- _Stated task_
Reproduce the material in full, unchanged.

☆ ☆ ☆ ☆

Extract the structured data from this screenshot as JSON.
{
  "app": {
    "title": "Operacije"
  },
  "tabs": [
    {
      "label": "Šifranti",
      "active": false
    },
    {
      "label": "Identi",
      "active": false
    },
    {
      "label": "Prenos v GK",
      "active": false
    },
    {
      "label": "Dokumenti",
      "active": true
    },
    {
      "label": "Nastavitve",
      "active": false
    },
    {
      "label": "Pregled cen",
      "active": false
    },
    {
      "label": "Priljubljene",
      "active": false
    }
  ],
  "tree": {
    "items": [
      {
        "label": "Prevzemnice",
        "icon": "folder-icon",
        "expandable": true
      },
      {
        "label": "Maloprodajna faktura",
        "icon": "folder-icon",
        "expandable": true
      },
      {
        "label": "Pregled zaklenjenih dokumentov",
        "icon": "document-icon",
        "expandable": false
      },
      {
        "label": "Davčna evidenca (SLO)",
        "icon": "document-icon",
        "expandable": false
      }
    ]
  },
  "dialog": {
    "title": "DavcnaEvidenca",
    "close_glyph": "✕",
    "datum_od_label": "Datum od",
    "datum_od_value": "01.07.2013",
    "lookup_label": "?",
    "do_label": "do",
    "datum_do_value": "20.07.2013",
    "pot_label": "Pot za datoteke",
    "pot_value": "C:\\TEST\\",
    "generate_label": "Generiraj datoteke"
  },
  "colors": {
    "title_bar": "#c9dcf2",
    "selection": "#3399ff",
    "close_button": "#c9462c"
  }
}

☆ ☆ ☆ ☆

- _Task answer_
Extract the structured data from this screenshot as JSON.
{
  "app": {
    "title": "Operacije"
  },
  "tabs": [
    {
      "label": "Šifranti",
      "active": false
    },
    {
      "label": "Identi",
      "active": false
    },
    {
      "label": "Prenos v GK",
      "active": false
    },
    {
      "label": "Dokumenti",
      "active": true
    },
    {
      "label": "Nastavitve",
      "active": false
    },
    {
      "label": "Pregled cen",
      "active": false
    },
    {
      "label": "Priljubljene",
      "active": false
    }
  ],
  "tree": {
    "items": [
      {
        "label": "Prevzemnice",
        "icon": "folder-icon",
        "expandable": true
      },
      {
        "label": "Maloprodajna faktura",
        "icon": "folder-icon",
        "expandable": true
      },
      {
        "label": "Pregled zaklenjenih dokumentov",
        "icon": "document-icon",
        "expandable": false
      },
      {
        "label": "Davčna evidenca (SLO)",
        "icon": "document-icon",
        "expandable": false
      }
    ]
  },
  "dialog": {
    "title": "DavcnaEvidenca",
    "close_glyph": "✕",
    "datum_od_label": "Datum od",
    "datum_od_value": "01.07.2013",
    "lookup_label": "?",
    "do_label": "do",
    "datum_do_value": "20.07.2013",
    "pot_label": "Pot za datoteke",
    "pot_value": "C:\\TEST\\",
    "generate_label": "Generiraj datoteke"
  },
  "colors": {
    "title_bar": "#c9dcf2",
    "selection": "#3399ff",
    "close_button": "#c9462c"
  }
}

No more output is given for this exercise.